> _WHAT IS NEEDED_
For each line below that includes the word "Kast", make a copy.

[Records from a data collection]
# # # # #
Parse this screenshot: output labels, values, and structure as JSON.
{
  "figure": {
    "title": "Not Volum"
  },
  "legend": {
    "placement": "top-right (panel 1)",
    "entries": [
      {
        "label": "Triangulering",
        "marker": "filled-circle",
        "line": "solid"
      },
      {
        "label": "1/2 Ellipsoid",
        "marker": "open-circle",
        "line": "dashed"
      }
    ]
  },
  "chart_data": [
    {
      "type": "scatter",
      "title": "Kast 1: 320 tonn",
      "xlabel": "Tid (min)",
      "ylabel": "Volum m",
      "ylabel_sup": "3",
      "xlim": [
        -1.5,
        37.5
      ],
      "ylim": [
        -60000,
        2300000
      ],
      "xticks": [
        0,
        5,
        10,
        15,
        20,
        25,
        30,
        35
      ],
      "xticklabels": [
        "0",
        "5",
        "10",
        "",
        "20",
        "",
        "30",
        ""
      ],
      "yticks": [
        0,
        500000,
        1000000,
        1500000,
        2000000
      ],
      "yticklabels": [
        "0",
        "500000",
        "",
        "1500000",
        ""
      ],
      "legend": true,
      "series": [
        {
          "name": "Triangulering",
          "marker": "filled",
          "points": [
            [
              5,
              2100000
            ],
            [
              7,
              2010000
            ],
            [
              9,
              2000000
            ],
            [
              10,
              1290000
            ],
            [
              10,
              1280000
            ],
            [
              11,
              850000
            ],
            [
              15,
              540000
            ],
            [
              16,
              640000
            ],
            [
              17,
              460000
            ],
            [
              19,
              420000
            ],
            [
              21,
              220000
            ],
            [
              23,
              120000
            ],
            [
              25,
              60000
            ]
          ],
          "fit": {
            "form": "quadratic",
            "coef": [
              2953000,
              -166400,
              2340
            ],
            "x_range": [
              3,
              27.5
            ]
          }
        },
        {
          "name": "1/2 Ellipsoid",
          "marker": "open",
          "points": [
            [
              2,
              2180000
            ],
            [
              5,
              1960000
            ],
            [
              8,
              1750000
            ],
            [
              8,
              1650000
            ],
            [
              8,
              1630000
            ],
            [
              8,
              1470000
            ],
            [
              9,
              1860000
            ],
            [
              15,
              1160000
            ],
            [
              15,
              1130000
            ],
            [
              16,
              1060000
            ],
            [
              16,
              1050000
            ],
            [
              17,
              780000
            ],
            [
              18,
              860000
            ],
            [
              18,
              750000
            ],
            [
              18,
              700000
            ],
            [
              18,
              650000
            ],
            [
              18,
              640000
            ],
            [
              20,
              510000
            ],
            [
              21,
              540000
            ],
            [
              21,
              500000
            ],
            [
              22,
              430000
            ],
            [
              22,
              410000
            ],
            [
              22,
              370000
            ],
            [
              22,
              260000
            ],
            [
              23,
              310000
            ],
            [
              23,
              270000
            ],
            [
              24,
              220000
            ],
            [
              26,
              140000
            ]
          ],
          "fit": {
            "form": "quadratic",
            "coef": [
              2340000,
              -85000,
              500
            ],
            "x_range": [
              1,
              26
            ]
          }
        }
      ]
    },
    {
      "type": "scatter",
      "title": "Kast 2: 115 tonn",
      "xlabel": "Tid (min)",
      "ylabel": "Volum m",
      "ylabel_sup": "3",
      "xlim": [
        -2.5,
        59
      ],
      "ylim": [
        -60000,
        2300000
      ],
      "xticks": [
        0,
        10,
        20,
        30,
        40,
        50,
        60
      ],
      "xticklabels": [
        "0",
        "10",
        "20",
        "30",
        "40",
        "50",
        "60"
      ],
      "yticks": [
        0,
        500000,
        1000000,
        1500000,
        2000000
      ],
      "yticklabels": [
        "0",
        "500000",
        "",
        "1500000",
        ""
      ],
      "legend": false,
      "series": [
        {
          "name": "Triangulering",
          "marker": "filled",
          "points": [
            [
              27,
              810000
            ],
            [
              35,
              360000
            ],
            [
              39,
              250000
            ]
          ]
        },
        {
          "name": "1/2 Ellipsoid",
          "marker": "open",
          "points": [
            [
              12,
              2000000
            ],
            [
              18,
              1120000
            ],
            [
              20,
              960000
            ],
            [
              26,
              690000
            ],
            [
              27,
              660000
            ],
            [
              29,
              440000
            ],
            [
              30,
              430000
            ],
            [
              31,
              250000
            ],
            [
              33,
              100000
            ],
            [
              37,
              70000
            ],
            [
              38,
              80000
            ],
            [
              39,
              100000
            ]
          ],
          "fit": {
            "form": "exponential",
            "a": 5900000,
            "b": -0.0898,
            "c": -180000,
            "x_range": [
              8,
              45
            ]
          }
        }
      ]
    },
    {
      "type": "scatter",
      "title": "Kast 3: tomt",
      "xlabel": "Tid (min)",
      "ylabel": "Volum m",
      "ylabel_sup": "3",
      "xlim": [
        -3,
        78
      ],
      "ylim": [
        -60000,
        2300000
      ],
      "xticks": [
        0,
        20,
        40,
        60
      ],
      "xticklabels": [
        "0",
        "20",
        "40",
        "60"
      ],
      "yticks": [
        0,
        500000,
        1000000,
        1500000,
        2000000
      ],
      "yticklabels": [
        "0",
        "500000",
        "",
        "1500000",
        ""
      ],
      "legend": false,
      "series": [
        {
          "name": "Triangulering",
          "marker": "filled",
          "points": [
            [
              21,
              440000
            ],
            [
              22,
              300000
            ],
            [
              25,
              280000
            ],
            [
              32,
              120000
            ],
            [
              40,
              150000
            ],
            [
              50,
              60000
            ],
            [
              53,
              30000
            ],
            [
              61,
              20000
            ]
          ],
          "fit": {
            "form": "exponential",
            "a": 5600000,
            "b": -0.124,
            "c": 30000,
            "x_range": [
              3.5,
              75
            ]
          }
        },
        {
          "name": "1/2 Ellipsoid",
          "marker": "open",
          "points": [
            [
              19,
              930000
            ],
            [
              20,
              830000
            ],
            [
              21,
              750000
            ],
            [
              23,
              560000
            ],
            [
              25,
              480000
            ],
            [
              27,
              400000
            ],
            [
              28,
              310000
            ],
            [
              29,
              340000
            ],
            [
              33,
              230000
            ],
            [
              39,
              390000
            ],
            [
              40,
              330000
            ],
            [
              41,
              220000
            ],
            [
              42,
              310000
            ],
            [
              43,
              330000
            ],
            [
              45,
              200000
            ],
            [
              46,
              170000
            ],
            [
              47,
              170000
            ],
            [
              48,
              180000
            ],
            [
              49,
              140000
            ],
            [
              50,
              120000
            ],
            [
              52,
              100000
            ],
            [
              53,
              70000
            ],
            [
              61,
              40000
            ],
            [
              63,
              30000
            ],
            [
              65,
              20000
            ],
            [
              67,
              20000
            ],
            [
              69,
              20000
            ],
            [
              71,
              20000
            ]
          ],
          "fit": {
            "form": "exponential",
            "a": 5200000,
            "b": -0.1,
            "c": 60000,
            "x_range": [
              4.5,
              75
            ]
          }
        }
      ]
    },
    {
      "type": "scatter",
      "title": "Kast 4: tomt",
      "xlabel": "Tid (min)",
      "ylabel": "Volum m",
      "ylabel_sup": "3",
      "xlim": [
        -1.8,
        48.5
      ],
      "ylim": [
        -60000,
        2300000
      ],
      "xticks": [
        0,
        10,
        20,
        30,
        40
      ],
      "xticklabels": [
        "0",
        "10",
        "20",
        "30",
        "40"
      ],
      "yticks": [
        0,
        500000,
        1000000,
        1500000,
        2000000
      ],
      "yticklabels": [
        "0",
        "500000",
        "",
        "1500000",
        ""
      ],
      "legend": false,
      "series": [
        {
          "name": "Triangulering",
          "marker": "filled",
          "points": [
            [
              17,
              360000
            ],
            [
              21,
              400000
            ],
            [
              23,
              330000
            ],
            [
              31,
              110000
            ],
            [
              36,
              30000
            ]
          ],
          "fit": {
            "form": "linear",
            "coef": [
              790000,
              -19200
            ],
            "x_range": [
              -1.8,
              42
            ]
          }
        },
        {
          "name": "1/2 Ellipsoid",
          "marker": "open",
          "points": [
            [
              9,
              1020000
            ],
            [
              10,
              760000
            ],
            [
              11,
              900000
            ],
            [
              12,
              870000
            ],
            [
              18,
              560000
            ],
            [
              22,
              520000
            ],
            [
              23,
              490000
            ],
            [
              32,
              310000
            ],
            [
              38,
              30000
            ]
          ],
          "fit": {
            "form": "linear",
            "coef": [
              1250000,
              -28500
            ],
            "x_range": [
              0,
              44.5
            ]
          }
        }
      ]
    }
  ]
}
# # # # #
> _RESPONSE BELOW_
      "title": "Kast 1: 320 tonn",
      "title": "Kast 2: 115 tonn",
      "title": "Kast 3: tomt",
      "title": "Kast 4: tomt",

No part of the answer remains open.